**EXERCISE DIRECTIONS:**
Will you extract the entries word for word? Images should not appear in the copy.

# START OF DATASET EXCERPTS

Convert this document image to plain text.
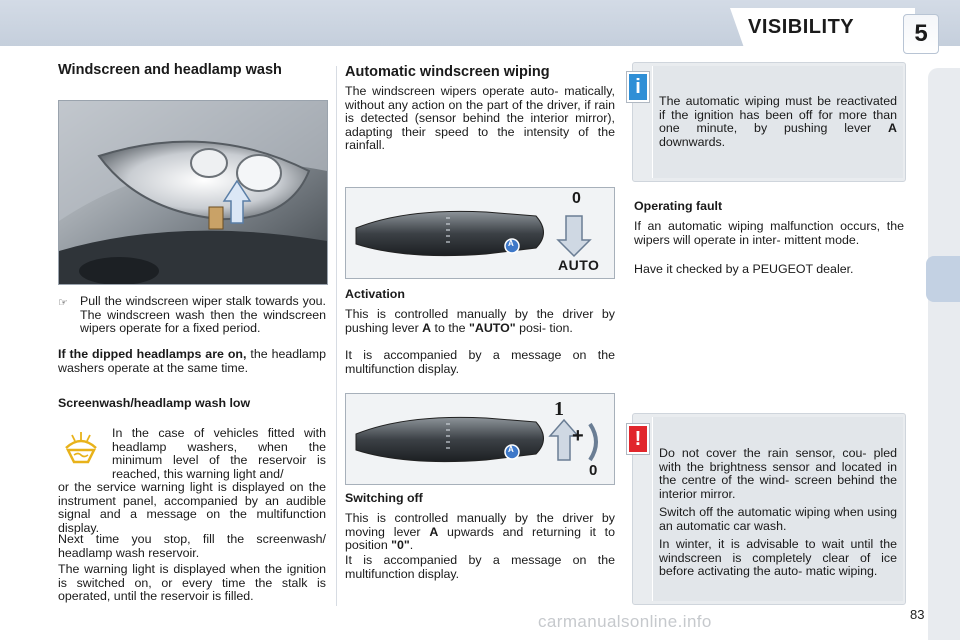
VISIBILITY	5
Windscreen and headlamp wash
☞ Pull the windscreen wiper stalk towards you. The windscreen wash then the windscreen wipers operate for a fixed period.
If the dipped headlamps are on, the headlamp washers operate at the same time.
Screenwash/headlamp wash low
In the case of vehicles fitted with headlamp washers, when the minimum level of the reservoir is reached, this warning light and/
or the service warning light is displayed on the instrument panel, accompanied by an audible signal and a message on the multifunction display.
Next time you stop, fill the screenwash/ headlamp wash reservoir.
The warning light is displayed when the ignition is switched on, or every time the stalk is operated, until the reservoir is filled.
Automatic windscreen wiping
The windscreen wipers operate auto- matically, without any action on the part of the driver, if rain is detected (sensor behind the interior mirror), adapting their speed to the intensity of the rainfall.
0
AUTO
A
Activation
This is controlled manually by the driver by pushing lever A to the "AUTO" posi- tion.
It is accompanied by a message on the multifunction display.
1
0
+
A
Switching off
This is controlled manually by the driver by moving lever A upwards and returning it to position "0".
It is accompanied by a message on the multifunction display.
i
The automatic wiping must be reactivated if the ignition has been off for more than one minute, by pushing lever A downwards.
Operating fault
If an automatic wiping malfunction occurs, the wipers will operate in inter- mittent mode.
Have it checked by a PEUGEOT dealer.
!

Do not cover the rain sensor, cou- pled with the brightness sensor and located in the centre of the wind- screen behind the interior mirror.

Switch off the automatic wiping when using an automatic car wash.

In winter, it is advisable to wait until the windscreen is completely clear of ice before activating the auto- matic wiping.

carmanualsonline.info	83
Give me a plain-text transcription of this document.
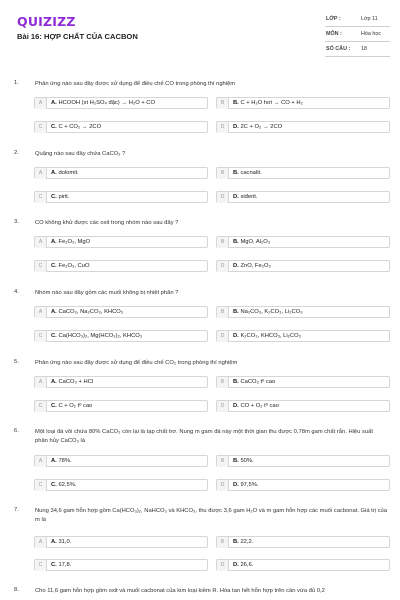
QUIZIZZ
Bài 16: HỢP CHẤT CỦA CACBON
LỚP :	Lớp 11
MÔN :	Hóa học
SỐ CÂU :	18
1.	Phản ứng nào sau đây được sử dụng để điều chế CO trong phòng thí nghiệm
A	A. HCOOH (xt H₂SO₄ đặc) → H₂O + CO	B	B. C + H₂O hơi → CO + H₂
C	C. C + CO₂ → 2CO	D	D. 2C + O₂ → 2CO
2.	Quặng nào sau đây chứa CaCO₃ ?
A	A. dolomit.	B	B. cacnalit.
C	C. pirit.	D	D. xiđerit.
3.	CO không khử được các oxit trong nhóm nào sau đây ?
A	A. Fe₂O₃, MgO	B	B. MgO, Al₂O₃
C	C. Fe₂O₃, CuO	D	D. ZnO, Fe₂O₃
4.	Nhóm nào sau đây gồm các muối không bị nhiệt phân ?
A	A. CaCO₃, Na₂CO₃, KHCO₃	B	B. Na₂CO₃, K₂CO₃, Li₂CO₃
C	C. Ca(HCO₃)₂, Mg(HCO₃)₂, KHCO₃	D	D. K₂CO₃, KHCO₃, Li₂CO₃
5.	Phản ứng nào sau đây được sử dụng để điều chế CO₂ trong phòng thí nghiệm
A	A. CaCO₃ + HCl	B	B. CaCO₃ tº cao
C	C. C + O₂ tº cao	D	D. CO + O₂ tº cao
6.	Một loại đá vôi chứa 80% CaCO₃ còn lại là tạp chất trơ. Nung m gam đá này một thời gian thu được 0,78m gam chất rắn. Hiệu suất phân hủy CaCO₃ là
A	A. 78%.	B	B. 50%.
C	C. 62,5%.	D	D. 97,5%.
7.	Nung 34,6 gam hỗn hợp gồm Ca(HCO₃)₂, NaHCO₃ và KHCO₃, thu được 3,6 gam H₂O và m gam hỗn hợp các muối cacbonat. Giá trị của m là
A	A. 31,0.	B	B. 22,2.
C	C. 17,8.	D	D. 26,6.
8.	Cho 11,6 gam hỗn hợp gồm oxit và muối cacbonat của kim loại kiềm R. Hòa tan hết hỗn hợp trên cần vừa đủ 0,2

# END OF DATASET EXCERPTS

**COMPLETE RESPONSE:**
Convert this document image to plain text.
VISIBILITY	5
Windscreen and headlamp wash
☞ Pull the windscreen wiper stalk towards you. The windscreen wash then the windscreen wipers operate for a fixed period.
If the dipped headlamps are on, the headlamp washers operate at the same time.
Screenwash/headlamp wash low
In the case of vehicles fitted with headlamp washers, when the minimum level of the reservoir is reached, this warning light and/
or the service warning light is displayed on the instrument panel, accompanied by an audible signal and a message on the multifunction display.
Next time you stop, fill the screenwash/ headlamp wash reservoir.
The warning light is displayed when the ignition is switched on, or every time the stalk is operated, until the reservoir is filled.
Automatic windscreen wiping
The windscreen wipers operate auto- matically, without any action on the part of the driver, if rain is detected (sensor behind the interior mirror), adapting their speed to the intensity of the rainfall.
0
AUTO
A
Activation
This is controlled manually by the driver by pushing lever A to the "AUTO" posi- tion.
It is accompanied by a message on the multifunction display.
1
0
+
A
Switching off
This is controlled manually by the driver by moving lever A upwards and returning it to position "0".
It is accompanied by a message on the multifunction display.
i
The automatic wiping must be reactivated if the ignition has been off for more than one minute, by pushing lever A downwards.
Operating fault
If an automatic wiping malfunction occurs, the wipers will operate in inter- mittent mode.
Have it checked by a PEUGEOT dealer.
!

Do not cover the rain sensor, cou- pled with the brightness sensor and located in the centre of the wind- screen behind the interior mirror.

Switch off the automatic wiping when using an automatic car wash.

In winter, it is advisable to wait until the windscreen is completely clear of ice before activating the auto- matic wiping.

carmanualsonline.info	83
Give me a plain-text transcription of this document.
QUIZIZZ
Bài 16: HỢP CHẤT CỦA CACBON
LỚP :	Lớp 11
MÔN :	Hóa học
SỐ CÂU :	18
1.	Phản ứng nào sau đây được sử dụng để điều chế CO trong phòng thí nghiệm
A	A. HCOOH (xt H₂SO₄ đặc) → H₂O + CO	B	B. C + H₂O hơi → CO + H₂
C	C. C + CO₂ → 2CO	D	D. 2C + O₂ → 2CO
2.	Quặng nào sau đây chứa CaCO₃ ?
A	A. dolomit.	B	B. cacnalit.
C	C. pirit.	D	D. xiđerit.
3.	CO không khử được các oxit trong nhóm nào sau đây ?
A	A. Fe₂O₃, MgO	B	B. MgO, Al₂O₃
C	C. Fe₂O₃, CuO	D	D. ZnO, Fe₂O₃
4.	Nhóm nào sau đây gồm các muối không bị nhiệt phân ?
A	A. CaCO₃, Na₂CO₃, KHCO₃	B	B. Na₂CO₃, K₂CO₃, Li₂CO₃
C	C. Ca(HCO₃)₂, Mg(HCO₃)₂, KHCO₃	D	D. K₂CO₃, KHCO₃, Li₂CO₃
5.	Phản ứng nào sau đây được sử dụng để điều chế CO₂ trong phòng thí nghiệm
A	A. CaCO₃ + HCl	B	B. CaCO₃ tº cao
C	C. C + O₂ tº cao	D	D. CO + O₂ tº cao
6.	Một loại đá vôi chứa 80% CaCO₃ còn lại là tạp chất trơ. Nung m gam đá này một thời gian thu được 0,78m gam chất rắn. Hiệu suất phân hủy CaCO₃ là
A	A. 78%.	B	B. 50%.
C	C. 62,5%.	D	D. 97,5%.
7.	Nung 34,6 gam hỗn hợp gồm Ca(HCO₃)₂, NaHCO₃ và KHCO₃, thu được 3,6 gam H₂O và m gam hỗn hợp các muối cacbonat. Giá trị của m là
A	A. 31,0.	B	B. 22,2.
C	C. 17,8.	D	D. 26,6.
8.	Cho 11,6 gam hỗn hợp gồm oxit và muối cacbonat của kim loại kiềm R. Hòa tan hết hỗn hợp trên cần vừa đủ 0,2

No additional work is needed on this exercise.